** Excerpted records follows **

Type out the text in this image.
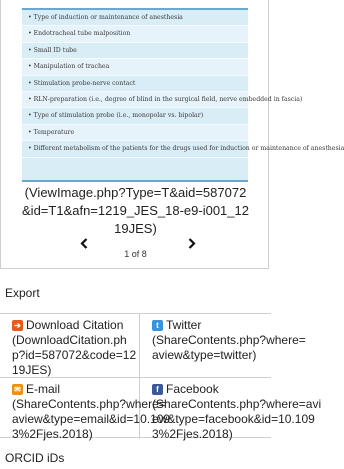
• Type of induction or maintenance of anesthesia
• Endotracheal tube malposition
• Small ID tube
• Manipulation of trachea
• Stimulation probe-nerve contact
• RLN-preparation (i.e., degree of blind in the surgical field, nerve embedded in fascia)
• Type of stimulation probe (i.e., monopolar vs. bipolar)
• Temperature
• Different metabolism of the patients for the drugs used for induction or maintenance of anesthesia
(ViewImage.php?Type=T&aid=587072&id=T1&afn=1219_JES_18-e9-i001_1219JES)
1 of 8
Export
➔ Download Citation
(DownloadCitation.php?id=587072&code=1219JES)
t Twitter
(ShareContents.php?where=aview&type=twitter)
✉ E-mail
(ShareContents.php?where=aview&type=email&id=10.1093%2Fjes.2018)
f Facebook
(ShareContents.php?where=aview&type=facebook&id=10.1093%2Fjes.2018)
ORCID iDs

** End of Excerpted records **

| Exercise |
With the pictures excluded, restate the material exactly as it stands.

| Result for this exercise |
Type out the text in this image.
• Type of induction or maintenance of anesthesia
• Endotracheal tube malposition
• Small ID tube
• Manipulation of trachea
• Stimulation probe-nerve contact
• RLN-preparation (i.e., degree of blind in the surgical field, nerve embedded in fascia)
• Type of stimulation probe (i.e., monopolar vs. bipolar)
• Temperature
• Different metabolism of the patients for the drugs used for induction or maintenance of anesthesia
(ViewImage.php?Type=T&aid=587072&id=T1&afn=1219_JES_18-e9-i001_1219JES)
1 of 8
Export
➔ Download Citation
(DownloadCitation.php?id=587072&code=1219JES)
t Twitter
(ShareContents.php?where=aview&type=twitter)
✉ E-mail
(ShareContents.php?where=aview&type=email&id=10.1093%2Fjes.2018)
f Facebook
(ShareContents.php?where=aview&type=facebook&id=10.1093%2Fjes.2018)
ORCID iDs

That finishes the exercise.